## DIRECTIONS
The entries below should be output exactly as written.

## Records excerpted from a collection
════
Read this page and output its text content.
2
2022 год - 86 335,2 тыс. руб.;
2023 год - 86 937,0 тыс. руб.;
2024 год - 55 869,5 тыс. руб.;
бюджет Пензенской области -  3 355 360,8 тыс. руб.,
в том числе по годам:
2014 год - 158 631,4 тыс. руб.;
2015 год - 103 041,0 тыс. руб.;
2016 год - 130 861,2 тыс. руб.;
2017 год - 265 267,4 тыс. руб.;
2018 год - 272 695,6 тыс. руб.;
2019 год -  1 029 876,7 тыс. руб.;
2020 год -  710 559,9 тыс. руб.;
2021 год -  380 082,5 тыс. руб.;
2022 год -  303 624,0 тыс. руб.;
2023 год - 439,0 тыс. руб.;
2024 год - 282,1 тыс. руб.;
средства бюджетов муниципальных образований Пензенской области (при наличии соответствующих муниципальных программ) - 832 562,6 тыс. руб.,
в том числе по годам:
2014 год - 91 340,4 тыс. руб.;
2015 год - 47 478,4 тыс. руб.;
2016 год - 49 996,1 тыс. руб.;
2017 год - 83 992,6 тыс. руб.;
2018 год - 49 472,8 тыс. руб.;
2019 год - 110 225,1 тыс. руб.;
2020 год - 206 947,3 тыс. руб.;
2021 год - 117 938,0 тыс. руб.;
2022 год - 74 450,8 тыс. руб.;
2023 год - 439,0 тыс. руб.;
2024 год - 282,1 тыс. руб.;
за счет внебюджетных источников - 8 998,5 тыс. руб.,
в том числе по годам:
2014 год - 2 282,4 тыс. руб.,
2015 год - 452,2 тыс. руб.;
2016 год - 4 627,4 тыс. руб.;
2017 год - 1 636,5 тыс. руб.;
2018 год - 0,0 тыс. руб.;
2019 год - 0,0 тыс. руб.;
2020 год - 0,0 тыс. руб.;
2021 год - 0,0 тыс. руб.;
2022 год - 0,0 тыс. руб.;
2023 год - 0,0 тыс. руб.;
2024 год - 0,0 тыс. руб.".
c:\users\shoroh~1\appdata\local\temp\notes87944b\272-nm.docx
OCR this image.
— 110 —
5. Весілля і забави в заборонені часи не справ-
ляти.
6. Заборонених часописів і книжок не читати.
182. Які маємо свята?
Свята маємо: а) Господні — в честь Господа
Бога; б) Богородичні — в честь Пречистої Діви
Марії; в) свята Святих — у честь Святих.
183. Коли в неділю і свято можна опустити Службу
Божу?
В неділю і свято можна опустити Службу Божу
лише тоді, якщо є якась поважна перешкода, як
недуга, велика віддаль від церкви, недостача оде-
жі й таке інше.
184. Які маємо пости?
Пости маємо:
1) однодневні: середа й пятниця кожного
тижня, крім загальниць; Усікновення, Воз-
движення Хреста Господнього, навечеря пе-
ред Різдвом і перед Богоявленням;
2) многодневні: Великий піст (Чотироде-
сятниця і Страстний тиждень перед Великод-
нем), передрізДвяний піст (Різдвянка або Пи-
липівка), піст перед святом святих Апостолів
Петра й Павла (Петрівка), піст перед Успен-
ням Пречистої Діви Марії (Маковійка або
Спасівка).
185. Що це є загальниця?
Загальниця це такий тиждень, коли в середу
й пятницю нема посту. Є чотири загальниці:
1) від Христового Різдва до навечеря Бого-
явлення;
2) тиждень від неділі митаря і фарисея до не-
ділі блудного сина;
════
## ANSWER TO THIS PROBLEM
Read this page and output its text content.
2
2022 год - 86 335,2 тыс. руб.;
2023 год - 86 937,0 тыс. руб.;
2024 год - 55 869,5 тыс. руб.;
бюджет Пензенской области -  3 355 360,8 тыс. руб.,
в том числе по годам:
2014 год - 158 631,4 тыс. руб.;
2015 год - 103 041,0 тыс. руб.;
2016 год - 130 861,2 тыс. руб.;
2017 год - 265 267,4 тыс. руб.;
2018 год - 272 695,6 тыс. руб.;
2019 год -  1 029 876,7 тыс. руб.;
2020 год -  710 559,9 тыс. руб.;
2021 год -  380 082,5 тыс. руб.;
2022 год -  303 624,0 тыс. руб.;
2023 год - 439,0 тыс. руб.;
2024 год - 282,1 тыс. руб.;
средства бюджетов муниципальных образований Пензенской области (при наличии соответствующих муниципальных программ) - 832 562,6 тыс. руб.,
в том числе по годам:
2014 год - 91 340,4 тыс. руб.;
2015 год - 47 478,4 тыс. руб.;
2016 год - 49 996,1 тыс. руб.;
2017 год - 83 992,6 тыс. руб.;
2018 год - 49 472,8 тыс. руб.;
2019 год - 110 225,1 тыс. руб.;
2020 год - 206 947,3 тыс. руб.;
2021 год - 117 938,0 тыс. руб.;
2022 год - 74 450,8 тыс. руб.;
2023 год - 439,0 тыс. руб.;
2024 год - 282,1 тыс. руб.;
за счет внебюджетных источников - 8 998,5 тыс. руб.,
в том числе по годам:
2014 год - 2 282,4 тыс. руб.,
2015 год - 452,2 тыс. руб.;
2016 год - 4 627,4 тыс. руб.;
2017 год - 1 636,5 тыс. руб.;
2018 год - 0,0 тыс. руб.;
2019 год - 0,0 тыс. руб.;
2020 год - 0,0 тыс. руб.;
2021 год - 0,0 тыс. руб.;
2022 год - 0,0 тыс. руб.;
2023 год - 0,0 тыс. руб.;
2024 год - 0,0 тыс. руб.".
c:\users\shoroh~1\appdata\local\temp\notes87944b\272-nm.docx
OCR this image.
— 110 —
5. Весілля і забави в заборонені часи не справ-
ляти.
6. Заборонених часописів і книжок не читати.
182. Які маємо свята?
Свята маємо: а) Господні — в честь Господа
Бога; б) Богородичні — в честь Пречистої Діви
Марії; в) свята Святих — у честь Святих.
183. Коли в неділю і свято можна опустити Службу
Божу?
В неділю і свято можна опустити Службу Божу
лише тоді, якщо є якась поважна перешкода, як
недуга, велика віддаль від церкви, недостача оде-
жі й таке інше.
184. Які маємо пости?
Пости маємо:
1) однодневні: середа й пятниця кожного
тижня, крім загальниць; Усікновення, Воз-
движення Хреста Господнього, навечеря пе-
ред Різдвом і перед Богоявленням;
2) многодневні: Великий піст (Чотироде-
сятниця і Страстний тиждень перед Великод-
нем), передрізДвяний піст (Різдвянка або Пи-
липівка), піст перед святом святих Апостолів
Петра й Павла (Петрівка), піст перед Успен-
ням Пречистої Діви Марії (Маковійка або
Спасівка).
185. Що це є загальниця?
Загальниця це такий тиждень, коли в середу
й пятницю нема посту. Є чотири загальниці:
1) від Христового Різдва до навечеря Бого-
явлення;
2) тиждень від неділі митаря і фарисея до не-
ділі блудного сина;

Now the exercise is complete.